Stored data:
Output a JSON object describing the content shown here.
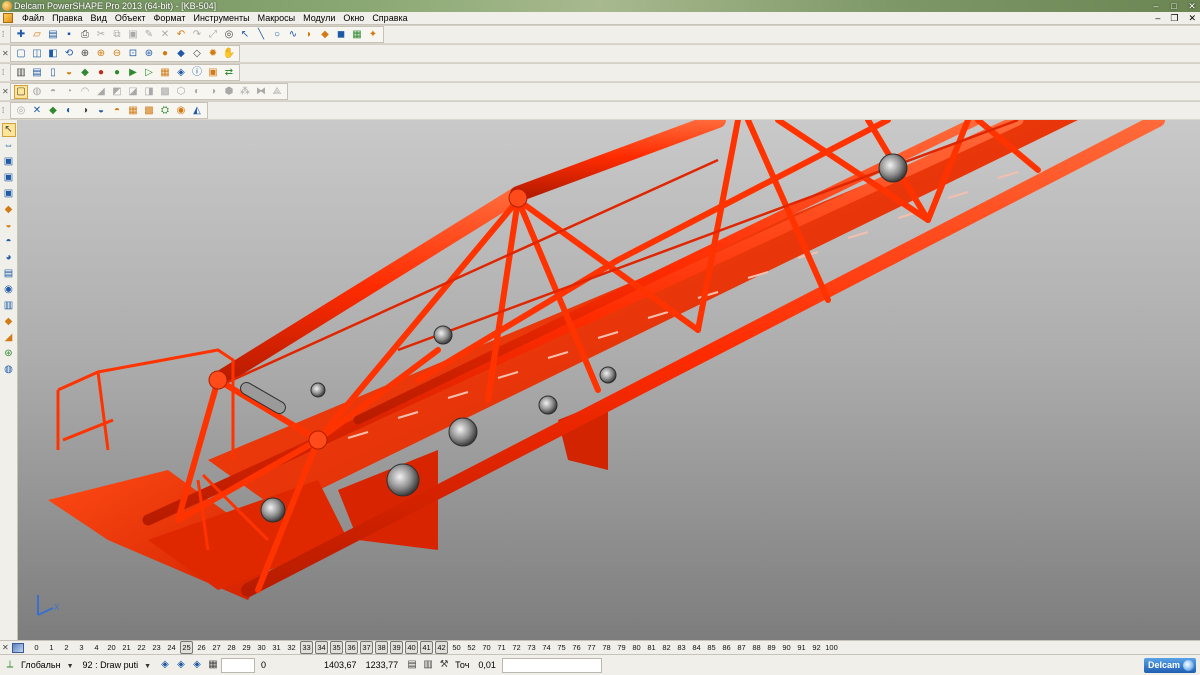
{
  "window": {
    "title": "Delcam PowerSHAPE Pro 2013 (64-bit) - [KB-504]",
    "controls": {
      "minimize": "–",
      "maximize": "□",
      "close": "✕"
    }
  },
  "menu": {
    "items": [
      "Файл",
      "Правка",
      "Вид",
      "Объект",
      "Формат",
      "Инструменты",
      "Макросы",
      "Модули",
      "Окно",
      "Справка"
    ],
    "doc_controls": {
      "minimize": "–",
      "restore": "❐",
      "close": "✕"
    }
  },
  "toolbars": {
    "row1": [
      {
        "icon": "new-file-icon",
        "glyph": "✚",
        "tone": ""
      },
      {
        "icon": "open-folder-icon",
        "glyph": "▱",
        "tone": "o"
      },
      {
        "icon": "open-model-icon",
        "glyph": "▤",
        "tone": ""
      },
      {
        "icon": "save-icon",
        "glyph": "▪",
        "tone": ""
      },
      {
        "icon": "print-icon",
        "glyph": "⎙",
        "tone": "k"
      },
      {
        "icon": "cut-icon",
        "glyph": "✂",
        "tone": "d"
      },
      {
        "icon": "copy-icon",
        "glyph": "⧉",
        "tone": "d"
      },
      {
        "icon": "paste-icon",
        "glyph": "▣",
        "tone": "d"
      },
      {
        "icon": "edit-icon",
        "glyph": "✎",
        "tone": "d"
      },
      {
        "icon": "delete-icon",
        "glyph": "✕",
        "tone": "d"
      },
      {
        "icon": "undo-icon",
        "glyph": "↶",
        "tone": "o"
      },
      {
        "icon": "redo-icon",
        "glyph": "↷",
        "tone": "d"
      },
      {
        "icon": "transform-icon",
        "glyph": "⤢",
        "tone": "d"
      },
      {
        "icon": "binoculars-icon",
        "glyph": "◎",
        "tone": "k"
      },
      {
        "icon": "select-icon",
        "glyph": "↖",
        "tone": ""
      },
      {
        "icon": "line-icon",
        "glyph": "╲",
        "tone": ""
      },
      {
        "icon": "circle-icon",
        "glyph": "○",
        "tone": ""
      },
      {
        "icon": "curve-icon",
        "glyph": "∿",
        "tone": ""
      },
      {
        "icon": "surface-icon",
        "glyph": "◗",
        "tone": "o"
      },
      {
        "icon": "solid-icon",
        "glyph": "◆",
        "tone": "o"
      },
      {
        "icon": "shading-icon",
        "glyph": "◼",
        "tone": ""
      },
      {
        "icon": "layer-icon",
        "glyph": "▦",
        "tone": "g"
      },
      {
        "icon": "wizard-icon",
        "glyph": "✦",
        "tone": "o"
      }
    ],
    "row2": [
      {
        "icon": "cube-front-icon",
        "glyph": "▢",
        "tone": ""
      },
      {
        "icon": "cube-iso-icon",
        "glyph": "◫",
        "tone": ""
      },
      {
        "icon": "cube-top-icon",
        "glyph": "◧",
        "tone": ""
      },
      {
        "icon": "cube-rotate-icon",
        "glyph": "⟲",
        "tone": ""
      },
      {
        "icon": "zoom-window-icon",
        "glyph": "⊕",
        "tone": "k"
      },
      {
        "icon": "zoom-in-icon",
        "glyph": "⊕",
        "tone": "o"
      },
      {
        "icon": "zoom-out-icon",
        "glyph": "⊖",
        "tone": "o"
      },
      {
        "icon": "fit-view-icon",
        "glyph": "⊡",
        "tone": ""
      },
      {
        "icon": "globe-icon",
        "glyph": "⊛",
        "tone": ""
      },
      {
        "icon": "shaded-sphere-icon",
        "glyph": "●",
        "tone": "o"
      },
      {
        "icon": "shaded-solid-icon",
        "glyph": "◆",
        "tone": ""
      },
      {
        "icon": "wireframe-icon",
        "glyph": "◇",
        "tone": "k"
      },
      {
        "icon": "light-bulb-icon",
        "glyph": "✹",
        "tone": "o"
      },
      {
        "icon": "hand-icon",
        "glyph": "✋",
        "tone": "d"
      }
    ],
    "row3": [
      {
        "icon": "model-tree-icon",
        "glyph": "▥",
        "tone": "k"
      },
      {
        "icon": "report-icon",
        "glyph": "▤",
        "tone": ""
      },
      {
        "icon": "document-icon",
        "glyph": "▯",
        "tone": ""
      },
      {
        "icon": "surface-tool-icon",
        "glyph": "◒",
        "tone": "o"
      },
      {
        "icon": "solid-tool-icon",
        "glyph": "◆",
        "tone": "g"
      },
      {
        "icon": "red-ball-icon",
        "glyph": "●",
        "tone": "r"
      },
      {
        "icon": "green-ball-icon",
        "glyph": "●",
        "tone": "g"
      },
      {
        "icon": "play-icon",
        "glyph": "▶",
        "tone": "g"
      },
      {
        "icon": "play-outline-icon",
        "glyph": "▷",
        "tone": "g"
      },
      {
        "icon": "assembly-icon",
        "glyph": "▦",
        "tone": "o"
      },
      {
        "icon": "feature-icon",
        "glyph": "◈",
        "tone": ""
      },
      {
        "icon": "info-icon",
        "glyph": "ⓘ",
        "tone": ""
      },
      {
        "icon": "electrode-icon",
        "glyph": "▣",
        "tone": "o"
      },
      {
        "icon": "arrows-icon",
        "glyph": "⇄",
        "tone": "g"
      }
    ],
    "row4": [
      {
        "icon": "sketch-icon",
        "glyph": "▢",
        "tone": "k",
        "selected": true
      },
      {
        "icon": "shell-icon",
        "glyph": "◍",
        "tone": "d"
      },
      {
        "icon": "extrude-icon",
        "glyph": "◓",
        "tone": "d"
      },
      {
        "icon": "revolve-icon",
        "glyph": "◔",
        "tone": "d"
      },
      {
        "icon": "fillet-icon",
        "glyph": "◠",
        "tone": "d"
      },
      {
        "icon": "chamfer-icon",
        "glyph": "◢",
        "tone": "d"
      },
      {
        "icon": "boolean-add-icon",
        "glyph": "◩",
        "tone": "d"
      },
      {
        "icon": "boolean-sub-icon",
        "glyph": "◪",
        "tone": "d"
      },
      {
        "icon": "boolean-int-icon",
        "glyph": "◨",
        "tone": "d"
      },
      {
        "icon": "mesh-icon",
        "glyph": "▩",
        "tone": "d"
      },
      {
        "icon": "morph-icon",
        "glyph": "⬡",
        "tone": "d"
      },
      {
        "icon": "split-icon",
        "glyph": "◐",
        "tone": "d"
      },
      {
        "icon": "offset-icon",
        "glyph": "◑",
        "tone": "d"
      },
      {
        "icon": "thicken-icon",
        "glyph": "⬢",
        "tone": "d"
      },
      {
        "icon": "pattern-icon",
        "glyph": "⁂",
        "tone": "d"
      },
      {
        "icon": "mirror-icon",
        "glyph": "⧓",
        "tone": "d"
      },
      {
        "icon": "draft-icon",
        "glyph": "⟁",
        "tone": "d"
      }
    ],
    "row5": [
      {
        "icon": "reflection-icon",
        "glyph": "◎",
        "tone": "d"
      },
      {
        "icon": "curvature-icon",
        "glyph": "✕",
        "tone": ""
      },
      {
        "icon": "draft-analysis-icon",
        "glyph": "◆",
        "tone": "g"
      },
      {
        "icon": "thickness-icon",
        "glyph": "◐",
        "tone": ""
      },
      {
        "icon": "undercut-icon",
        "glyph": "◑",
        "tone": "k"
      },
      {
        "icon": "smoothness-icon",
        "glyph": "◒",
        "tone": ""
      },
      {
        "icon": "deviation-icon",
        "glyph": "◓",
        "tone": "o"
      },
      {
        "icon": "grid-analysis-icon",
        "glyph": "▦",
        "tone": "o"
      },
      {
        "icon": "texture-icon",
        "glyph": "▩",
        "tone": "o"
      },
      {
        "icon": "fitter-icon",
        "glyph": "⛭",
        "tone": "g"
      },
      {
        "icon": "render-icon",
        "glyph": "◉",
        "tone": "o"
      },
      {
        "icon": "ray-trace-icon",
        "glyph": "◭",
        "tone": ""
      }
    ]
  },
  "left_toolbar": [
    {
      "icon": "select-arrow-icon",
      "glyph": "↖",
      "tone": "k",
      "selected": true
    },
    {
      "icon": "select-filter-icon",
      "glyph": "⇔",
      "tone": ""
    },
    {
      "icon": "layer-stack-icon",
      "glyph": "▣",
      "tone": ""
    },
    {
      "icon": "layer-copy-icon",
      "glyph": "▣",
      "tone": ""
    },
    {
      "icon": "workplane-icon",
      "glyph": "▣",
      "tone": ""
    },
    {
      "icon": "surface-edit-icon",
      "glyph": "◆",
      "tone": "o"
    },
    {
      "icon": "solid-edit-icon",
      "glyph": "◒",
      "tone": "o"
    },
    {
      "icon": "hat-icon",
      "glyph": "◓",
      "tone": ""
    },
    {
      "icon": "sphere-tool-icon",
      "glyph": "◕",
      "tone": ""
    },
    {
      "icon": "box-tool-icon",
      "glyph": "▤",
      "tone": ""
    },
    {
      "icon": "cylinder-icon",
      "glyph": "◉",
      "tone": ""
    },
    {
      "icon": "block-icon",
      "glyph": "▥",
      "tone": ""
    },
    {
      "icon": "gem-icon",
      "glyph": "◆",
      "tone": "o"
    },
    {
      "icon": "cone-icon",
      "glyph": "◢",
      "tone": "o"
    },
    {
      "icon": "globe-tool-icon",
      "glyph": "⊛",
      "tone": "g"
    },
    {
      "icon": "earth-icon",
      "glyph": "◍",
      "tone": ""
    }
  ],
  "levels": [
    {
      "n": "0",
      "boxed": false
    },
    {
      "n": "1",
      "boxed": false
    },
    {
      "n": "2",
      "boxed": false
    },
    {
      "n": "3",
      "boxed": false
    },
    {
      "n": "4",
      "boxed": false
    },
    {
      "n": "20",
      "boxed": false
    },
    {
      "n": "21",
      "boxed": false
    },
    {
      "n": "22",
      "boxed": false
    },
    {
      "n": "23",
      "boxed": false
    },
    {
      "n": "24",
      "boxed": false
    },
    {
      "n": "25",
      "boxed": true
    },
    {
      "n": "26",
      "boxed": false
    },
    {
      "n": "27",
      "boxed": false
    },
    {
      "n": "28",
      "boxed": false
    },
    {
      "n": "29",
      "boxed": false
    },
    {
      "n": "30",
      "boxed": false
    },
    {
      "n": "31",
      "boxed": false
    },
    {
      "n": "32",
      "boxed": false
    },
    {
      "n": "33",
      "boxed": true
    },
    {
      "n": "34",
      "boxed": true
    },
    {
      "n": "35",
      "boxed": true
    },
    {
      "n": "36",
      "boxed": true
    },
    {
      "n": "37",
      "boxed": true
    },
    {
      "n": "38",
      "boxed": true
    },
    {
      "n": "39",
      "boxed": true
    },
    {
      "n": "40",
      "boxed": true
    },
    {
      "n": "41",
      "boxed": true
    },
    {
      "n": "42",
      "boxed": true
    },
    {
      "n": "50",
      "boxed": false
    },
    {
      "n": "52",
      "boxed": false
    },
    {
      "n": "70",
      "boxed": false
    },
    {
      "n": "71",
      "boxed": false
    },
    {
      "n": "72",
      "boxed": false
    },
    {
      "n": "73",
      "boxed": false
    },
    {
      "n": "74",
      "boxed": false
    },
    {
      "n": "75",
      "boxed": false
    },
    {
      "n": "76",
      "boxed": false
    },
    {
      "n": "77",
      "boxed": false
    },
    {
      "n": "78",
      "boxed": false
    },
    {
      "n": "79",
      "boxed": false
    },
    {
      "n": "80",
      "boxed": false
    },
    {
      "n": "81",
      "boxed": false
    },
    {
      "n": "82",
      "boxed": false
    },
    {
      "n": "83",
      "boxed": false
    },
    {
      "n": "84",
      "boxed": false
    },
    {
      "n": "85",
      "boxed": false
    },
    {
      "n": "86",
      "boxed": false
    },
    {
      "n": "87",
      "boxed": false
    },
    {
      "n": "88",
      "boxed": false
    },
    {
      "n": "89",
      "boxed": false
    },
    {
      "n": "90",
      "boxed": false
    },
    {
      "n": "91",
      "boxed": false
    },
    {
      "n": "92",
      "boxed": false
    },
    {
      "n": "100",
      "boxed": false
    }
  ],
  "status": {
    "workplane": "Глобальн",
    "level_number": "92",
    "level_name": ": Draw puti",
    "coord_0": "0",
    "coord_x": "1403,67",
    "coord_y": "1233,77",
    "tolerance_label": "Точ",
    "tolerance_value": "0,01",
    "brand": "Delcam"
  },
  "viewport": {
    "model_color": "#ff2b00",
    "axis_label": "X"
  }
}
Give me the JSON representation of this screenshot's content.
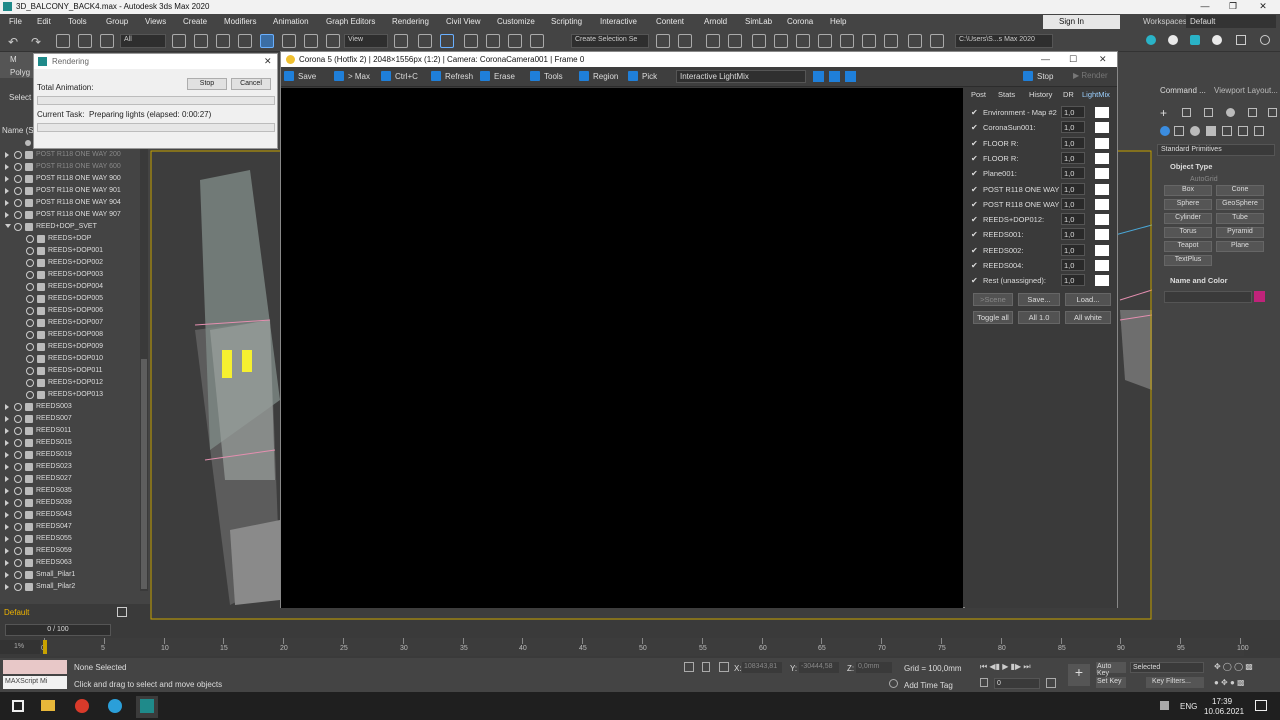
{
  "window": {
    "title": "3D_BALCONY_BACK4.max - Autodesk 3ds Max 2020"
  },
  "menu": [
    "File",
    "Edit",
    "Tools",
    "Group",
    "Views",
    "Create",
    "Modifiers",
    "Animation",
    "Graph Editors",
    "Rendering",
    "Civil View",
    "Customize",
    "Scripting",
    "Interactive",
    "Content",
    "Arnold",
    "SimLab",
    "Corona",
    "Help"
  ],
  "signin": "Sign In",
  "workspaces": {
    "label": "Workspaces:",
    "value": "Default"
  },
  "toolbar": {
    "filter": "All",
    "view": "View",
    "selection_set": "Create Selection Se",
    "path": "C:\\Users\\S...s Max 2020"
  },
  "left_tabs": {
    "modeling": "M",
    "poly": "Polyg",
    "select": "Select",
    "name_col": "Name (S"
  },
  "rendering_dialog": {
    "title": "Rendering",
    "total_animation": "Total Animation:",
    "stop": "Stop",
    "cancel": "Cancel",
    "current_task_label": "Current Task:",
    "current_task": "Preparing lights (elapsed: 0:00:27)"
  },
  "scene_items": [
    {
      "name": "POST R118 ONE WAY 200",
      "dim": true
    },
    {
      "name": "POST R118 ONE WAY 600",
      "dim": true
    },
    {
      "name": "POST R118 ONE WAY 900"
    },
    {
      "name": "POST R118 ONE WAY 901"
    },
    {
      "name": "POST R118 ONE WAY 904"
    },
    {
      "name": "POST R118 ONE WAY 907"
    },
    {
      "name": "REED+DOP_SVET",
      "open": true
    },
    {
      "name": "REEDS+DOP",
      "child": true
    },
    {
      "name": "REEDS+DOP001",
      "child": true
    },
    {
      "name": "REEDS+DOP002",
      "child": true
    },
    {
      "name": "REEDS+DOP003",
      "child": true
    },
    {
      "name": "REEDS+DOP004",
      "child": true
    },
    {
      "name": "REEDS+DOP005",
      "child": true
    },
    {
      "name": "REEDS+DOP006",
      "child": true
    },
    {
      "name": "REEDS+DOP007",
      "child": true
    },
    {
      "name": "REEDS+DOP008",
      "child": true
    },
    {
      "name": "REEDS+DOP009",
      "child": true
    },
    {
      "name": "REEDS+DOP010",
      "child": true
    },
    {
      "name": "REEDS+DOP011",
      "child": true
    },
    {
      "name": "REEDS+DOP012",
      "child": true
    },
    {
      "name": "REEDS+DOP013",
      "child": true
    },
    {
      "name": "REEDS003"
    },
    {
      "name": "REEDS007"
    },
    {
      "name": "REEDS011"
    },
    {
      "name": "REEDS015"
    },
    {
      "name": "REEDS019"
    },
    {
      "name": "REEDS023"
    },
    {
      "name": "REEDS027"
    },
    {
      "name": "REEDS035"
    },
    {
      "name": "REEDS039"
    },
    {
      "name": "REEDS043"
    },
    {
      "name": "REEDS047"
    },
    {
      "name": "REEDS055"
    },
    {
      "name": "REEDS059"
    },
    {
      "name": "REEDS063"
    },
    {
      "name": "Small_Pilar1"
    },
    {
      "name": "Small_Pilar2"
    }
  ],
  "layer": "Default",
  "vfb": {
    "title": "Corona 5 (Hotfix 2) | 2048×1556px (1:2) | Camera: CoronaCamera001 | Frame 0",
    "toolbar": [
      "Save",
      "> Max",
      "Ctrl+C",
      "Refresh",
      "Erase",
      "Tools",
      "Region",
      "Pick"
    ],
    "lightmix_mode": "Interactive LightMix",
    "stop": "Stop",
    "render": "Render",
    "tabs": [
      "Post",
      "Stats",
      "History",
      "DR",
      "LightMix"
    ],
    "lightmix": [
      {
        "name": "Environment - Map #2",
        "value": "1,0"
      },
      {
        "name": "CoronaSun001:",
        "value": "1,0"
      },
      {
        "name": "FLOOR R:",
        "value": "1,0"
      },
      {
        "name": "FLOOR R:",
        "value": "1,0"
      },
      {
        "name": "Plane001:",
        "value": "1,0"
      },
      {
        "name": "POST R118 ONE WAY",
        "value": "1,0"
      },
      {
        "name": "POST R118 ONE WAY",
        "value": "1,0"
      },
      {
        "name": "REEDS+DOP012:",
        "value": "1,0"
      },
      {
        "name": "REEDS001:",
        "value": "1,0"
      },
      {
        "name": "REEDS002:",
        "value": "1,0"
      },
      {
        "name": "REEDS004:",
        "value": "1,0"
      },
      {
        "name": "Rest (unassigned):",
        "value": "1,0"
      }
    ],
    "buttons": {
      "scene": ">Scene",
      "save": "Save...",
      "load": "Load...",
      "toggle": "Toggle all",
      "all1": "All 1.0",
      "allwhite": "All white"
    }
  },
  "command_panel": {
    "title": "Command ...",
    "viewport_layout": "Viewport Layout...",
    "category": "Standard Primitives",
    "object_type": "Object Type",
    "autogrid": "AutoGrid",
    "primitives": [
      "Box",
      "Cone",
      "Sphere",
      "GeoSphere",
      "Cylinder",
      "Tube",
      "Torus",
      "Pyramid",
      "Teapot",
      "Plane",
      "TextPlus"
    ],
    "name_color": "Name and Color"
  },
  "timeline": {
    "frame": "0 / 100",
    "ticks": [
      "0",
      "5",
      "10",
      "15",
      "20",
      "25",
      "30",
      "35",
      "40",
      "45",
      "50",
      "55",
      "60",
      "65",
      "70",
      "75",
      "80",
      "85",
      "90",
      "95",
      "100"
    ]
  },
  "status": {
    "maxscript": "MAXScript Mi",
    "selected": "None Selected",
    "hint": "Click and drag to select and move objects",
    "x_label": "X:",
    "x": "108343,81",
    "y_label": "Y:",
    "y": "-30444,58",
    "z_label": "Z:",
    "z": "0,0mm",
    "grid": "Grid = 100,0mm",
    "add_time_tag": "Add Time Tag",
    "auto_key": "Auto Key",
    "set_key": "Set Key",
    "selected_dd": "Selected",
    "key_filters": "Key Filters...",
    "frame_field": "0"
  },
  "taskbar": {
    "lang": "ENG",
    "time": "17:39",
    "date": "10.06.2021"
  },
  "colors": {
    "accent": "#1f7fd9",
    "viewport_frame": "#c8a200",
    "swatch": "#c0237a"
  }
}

== GIVEN PROBLEM ==
Above are entries; state the number of lines among them that contain "layer", and nothing else.

== PROBLEM SOLUTION ==
4